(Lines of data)
▬▬▬▬▬▬
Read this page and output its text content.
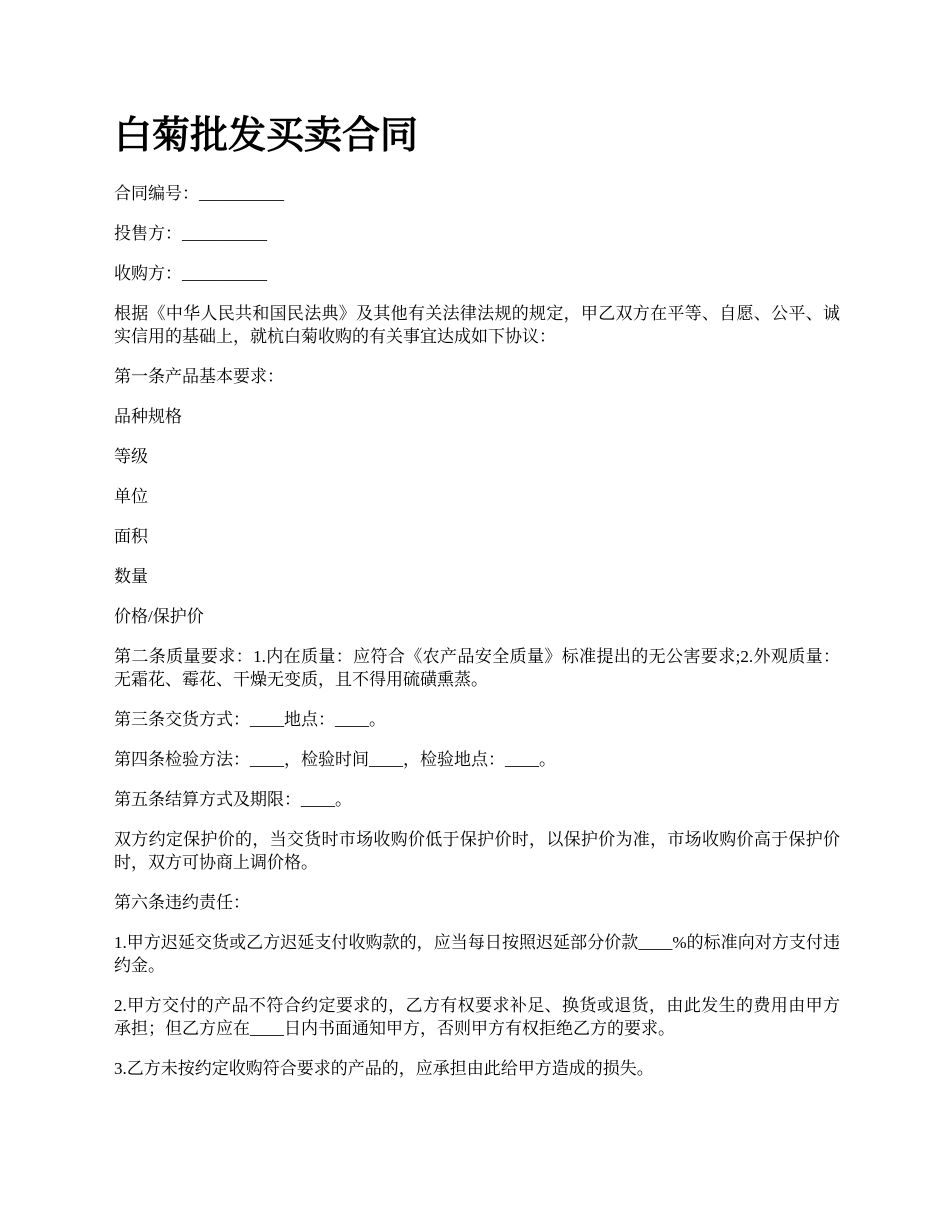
白菊批发买卖合同

合同编号：__________

投售方：__________

收购方：__________

根据《中华人民共和国民法典》及其他有关法律法规的规定，甲乙双方在平等、自愿、公平、诚实信用的基础上，就杭白菊收购的有关事宜达成如下协议：

第一条产品基本要求：

品种规格

等级

单位

面积

数量

价格/保护价

第二条质量要求：1.内在质量：应符合《农产品安全质量》标准提出的无公害要求;2.外观质量：无霜花、霉花、干燥无变质，且不得用硫磺熏蒸。

第三条交货方式：____地点：____。

第四条检验方法：____，检验时间____，检验地点：____。

第五条结算方式及期限：____。

双方约定保护价的，当交货时市场收购价低于保护价时，以保护价为准，市场收购价高于保护价时，双方可协商上调价格。

第六条违约责任：

1.甲方迟延交货或乙方迟延支付收购款的，应当每日按照迟延部分价款____%的标准向对方支付违约金。

2.甲方交付的产品不符合约定要求的，乙方有权要求补足、换货或退货，由此发生的费用由甲方承担；但乙方应在____日内书面通知甲方，否则甲方有权拒绝乙方的要求。

3.乙方未按约定收购符合要求的产品的，应承担由此给甲方造成的损失。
▬▬▬▬▬▬
• **SHORT EXERCISE**
From the data above, write out everything exactly except the pictures.

• **FULL SOLUTION**
Read this page and output its text content.
白菊批发买卖合同

合同编号：__________

投售方：__________

收购方：__________

根据《中华人民共和国民法典》及其他有关法律法规的规定，甲乙双方在平等、自愿、公平、诚实信用的基础上，就杭白菊收购的有关事宜达成如下协议：

第一条产品基本要求：

品种规格

等级

单位

面积

数量

价格/保护价

第二条质量要求：1.内在质量：应符合《农产品安全质量》标准提出的无公害要求;2.外观质量：无霜花、霉花、干燥无变质，且不得用硫磺熏蒸。

第三条交货方式：____地点：____。

第四条检验方法：____，检验时间____，检验地点：____。

第五条结算方式及期限：____。

双方约定保护价的，当交货时市场收购价低于保护价时，以保护价为准，市场收购价高于保护价时，双方可协商上调价格。

第六条违约责任：

1.甲方迟延交货或乙方迟延支付收购款的，应当每日按照迟延部分价款____%的标准向对方支付违约金。

2.甲方交付的产品不符合约定要求的，乙方有权要求补足、换货或退货，由此发生的费用由甲方承担；但乙方应在____日内书面通知甲方，否则甲方有权拒绝乙方的要求。

3.乙方未按约定收购符合要求的产品的，应承担由此给甲方造成的损失。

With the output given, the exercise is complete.